| Aim |
An exact copy of every record is needed.

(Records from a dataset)

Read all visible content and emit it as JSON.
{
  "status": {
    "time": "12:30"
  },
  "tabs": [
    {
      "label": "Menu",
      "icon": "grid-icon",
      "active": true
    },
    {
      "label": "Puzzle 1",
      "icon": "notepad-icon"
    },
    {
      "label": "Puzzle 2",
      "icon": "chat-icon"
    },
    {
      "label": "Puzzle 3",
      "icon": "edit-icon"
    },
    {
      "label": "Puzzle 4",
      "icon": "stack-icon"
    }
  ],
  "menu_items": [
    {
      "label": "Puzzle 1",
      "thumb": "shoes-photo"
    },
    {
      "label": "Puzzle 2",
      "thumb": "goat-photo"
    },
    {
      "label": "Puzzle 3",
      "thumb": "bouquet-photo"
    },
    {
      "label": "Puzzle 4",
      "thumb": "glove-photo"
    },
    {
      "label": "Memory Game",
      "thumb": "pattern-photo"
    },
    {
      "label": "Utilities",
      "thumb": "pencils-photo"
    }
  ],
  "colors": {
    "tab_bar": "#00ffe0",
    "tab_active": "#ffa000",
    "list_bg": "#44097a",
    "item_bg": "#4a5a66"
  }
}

| Final result |
Read all visible content and emit it as JSON.
{
  "status": {
    "time": "12:30"
  },
  "tabs": [
    {
      "label": "Menu",
      "icon": "grid-icon",
      "active": true
    },
    {
      "label": "Puzzle 1",
      "icon": "notepad-icon"
    },
    {
      "label": "Puzzle 2",
      "icon": "chat-icon"
    },
    {
      "label": "Puzzle 3",
      "icon": "edit-icon"
    },
    {
      "label": "Puzzle 4",
      "icon": "stack-icon"
    }
  ],
  "menu_items": [
    {
      "label": "Puzzle 1",
      "thumb": "shoes-photo"
    },
    {
      "label": "Puzzle 2",
      "thumb": "goat-photo"
    },
    {
      "label": "Puzzle 3",
      "thumb": "bouquet-photo"
    },
    {
      "label": "Puzzle 4",
      "thumb": "glove-photo"
    },
    {
      "label": "Memory Game",
      "thumb": "pattern-photo"
    },
    {
      "label": "Utilities",
      "thumb": "pencils-photo"
    }
  ],
  "colors": {
    "tab_bar": "#00ffe0",
    "tab_active": "#ffa000",
    "list_bg": "#44097a",
    "item_bg": "#4a5a66"
  }
}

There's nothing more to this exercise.